- EXERCISE DIRECTIONS: Search the material for the word "Köln" and copy every line in which it occurs.

- RECORDS TO USE:
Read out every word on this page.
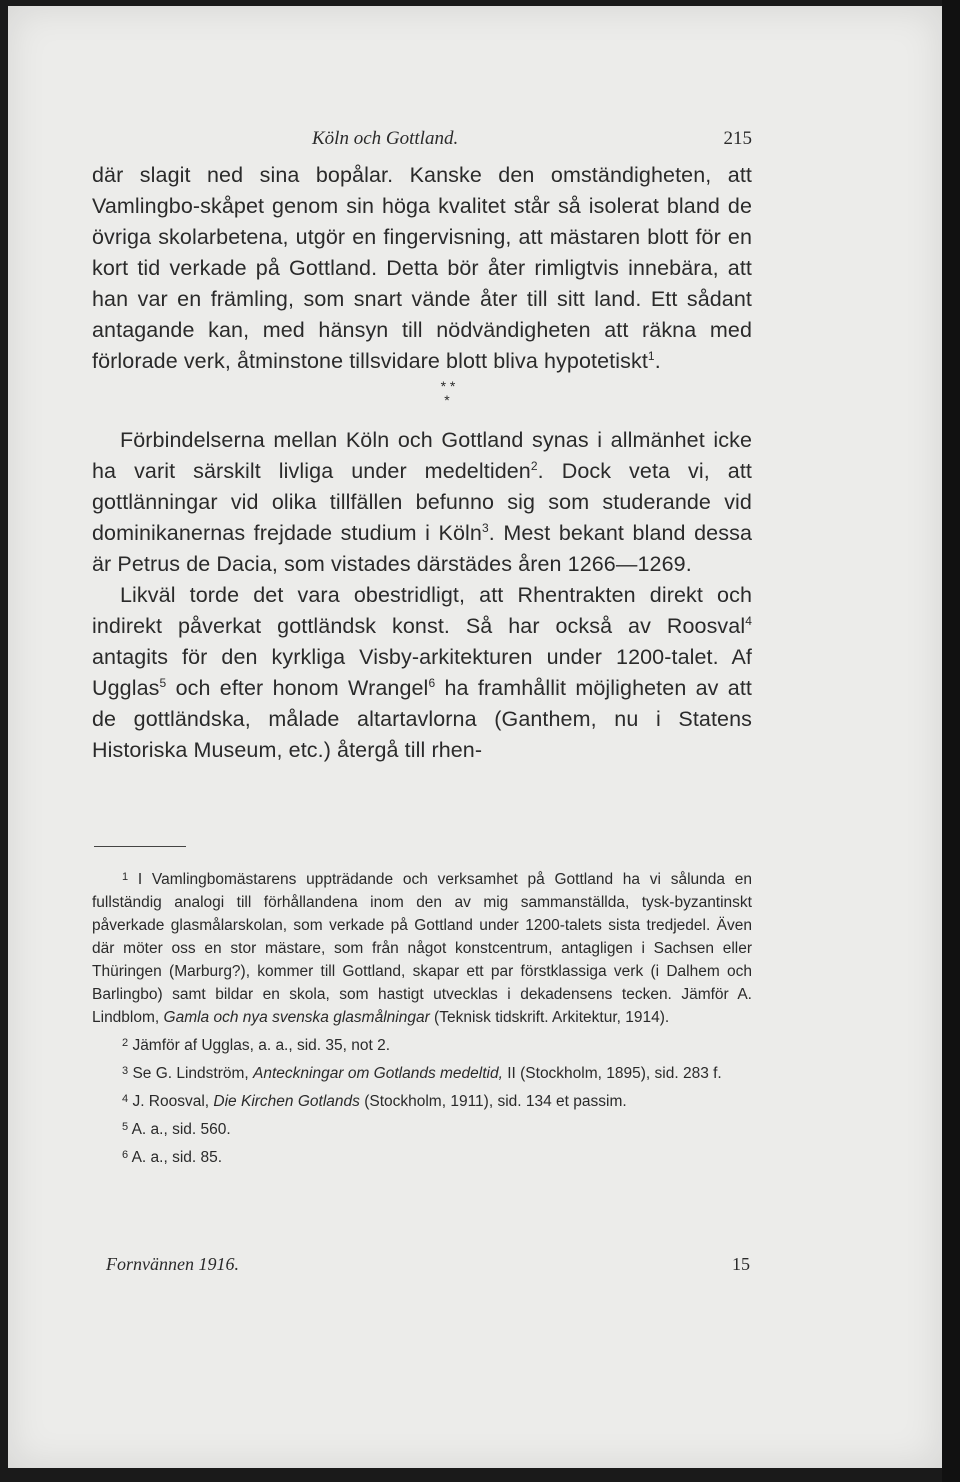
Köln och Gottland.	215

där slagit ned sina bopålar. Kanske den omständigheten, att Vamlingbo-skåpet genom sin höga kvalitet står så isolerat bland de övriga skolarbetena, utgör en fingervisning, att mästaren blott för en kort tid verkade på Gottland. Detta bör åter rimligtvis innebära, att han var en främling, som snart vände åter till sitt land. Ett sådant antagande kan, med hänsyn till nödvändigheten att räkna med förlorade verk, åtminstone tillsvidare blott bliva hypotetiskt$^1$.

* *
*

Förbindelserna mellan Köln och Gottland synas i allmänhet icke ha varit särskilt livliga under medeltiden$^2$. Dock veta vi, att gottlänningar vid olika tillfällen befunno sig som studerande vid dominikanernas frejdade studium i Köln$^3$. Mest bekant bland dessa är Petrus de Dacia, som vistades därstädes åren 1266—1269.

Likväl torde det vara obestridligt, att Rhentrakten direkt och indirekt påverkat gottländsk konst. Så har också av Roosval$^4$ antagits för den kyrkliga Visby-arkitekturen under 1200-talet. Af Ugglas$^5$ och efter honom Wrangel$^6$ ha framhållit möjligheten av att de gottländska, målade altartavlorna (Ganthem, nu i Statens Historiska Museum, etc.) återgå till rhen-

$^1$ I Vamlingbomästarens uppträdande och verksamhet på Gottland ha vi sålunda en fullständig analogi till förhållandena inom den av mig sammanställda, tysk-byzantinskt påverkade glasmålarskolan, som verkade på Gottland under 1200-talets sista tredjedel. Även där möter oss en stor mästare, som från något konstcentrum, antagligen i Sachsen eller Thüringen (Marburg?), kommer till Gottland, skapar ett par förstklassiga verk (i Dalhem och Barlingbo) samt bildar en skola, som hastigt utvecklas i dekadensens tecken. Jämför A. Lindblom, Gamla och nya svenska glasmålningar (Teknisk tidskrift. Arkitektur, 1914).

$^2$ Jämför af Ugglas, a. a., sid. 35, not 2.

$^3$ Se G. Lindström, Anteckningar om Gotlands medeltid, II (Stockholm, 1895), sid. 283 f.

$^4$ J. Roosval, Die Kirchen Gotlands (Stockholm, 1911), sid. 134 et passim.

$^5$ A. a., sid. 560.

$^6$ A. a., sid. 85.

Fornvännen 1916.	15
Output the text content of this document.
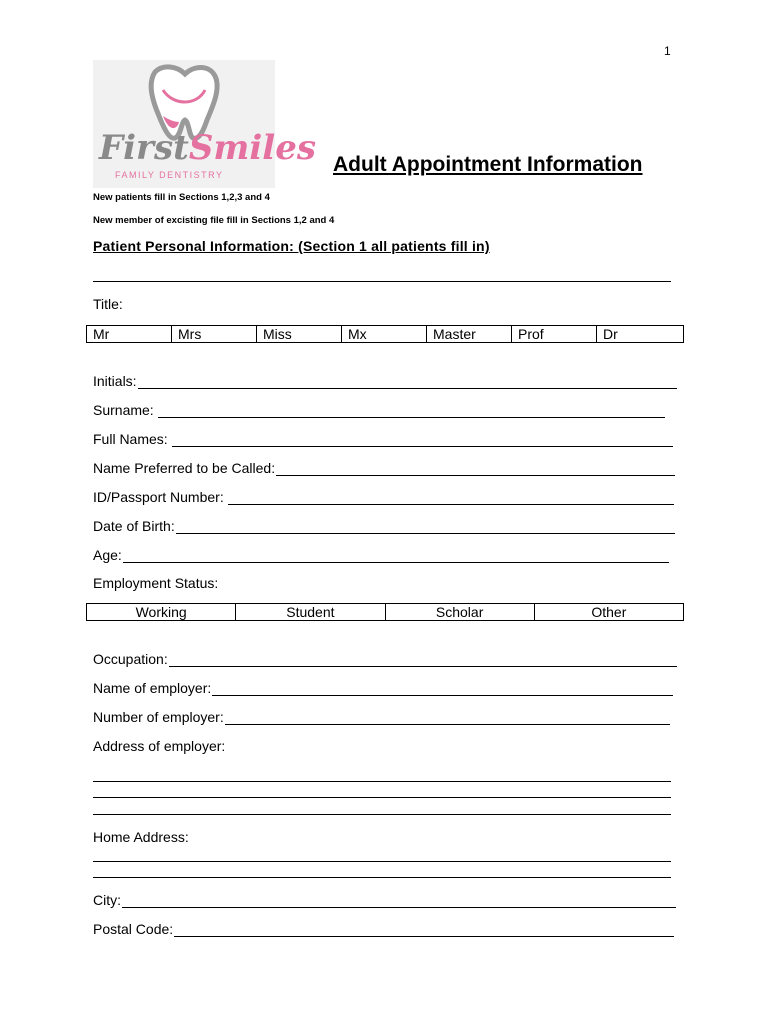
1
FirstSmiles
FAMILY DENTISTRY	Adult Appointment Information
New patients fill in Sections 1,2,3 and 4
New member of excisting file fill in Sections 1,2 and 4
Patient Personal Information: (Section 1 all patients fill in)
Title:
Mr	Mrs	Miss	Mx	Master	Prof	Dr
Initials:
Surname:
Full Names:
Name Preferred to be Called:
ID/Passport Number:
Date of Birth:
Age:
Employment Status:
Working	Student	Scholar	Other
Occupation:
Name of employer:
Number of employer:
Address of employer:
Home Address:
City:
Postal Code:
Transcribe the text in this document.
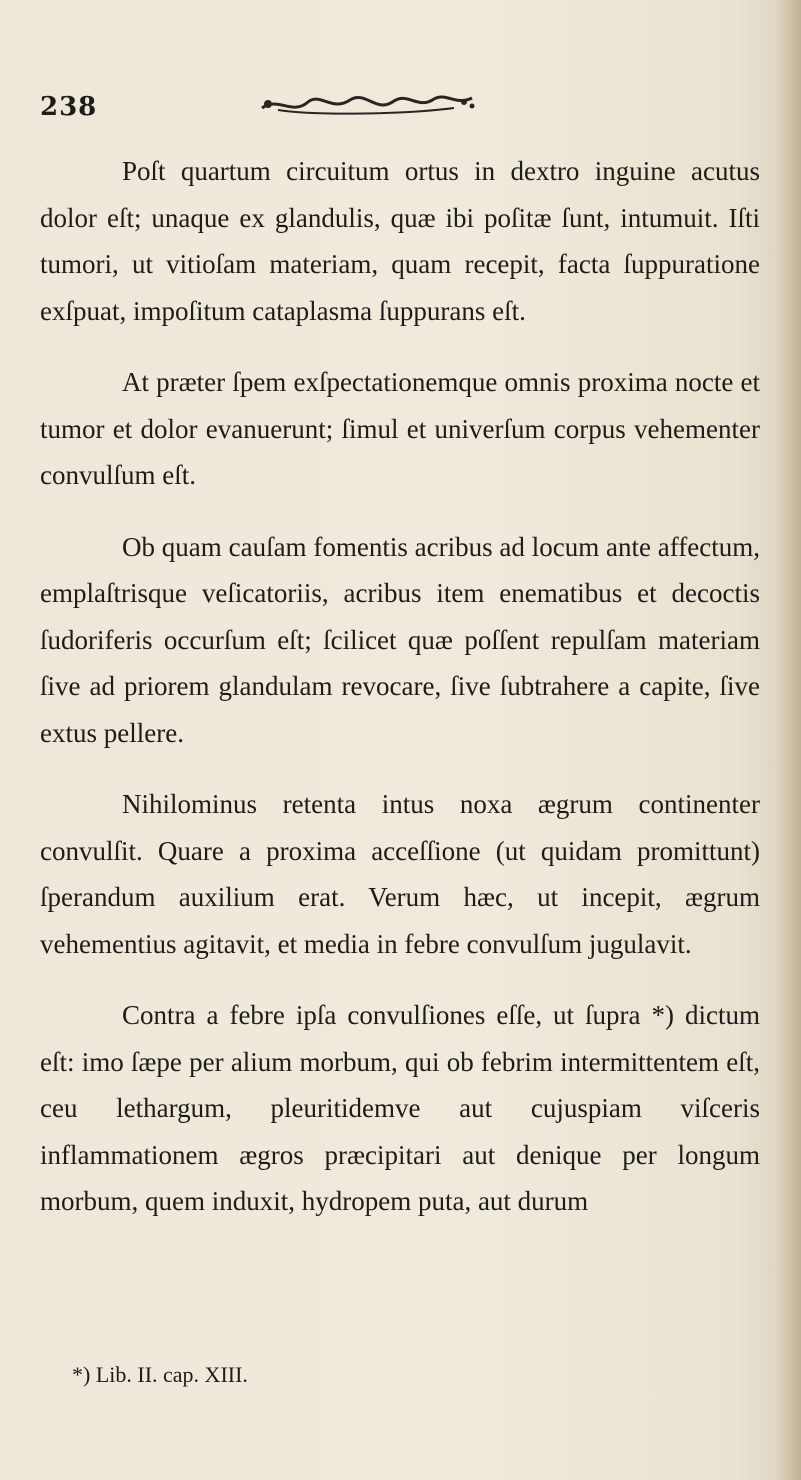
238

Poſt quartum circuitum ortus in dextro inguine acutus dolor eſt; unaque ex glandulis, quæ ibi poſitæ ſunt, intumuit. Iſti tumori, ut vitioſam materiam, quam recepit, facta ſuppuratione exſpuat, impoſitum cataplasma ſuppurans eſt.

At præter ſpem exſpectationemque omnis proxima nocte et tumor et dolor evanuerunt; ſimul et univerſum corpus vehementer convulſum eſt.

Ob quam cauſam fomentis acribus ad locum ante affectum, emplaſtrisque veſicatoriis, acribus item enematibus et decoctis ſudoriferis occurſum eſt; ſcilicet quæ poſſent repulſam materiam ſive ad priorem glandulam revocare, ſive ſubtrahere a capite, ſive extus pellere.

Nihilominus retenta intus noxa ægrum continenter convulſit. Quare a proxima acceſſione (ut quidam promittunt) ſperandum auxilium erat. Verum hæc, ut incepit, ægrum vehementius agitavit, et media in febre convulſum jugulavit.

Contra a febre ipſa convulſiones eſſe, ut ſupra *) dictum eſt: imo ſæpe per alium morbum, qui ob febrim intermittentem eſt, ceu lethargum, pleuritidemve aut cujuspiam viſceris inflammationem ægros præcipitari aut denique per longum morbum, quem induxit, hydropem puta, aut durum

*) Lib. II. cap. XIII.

- RESPONSE AREA:
Köln och Gottland.	215
Förbindelserna mellan Köln och Gottland synas i allmänhet icke ha varit särskilt livliga under medeltiden$^2$. Dock veta vi, att gottlänningar vid olika tillfällen befunno sig som studerande vid dominikanernas frejdade studium i Köln$^3$. Mest bekant bland dessa är Petrus de Dacia, som vistades därstädes åren 1266—1269.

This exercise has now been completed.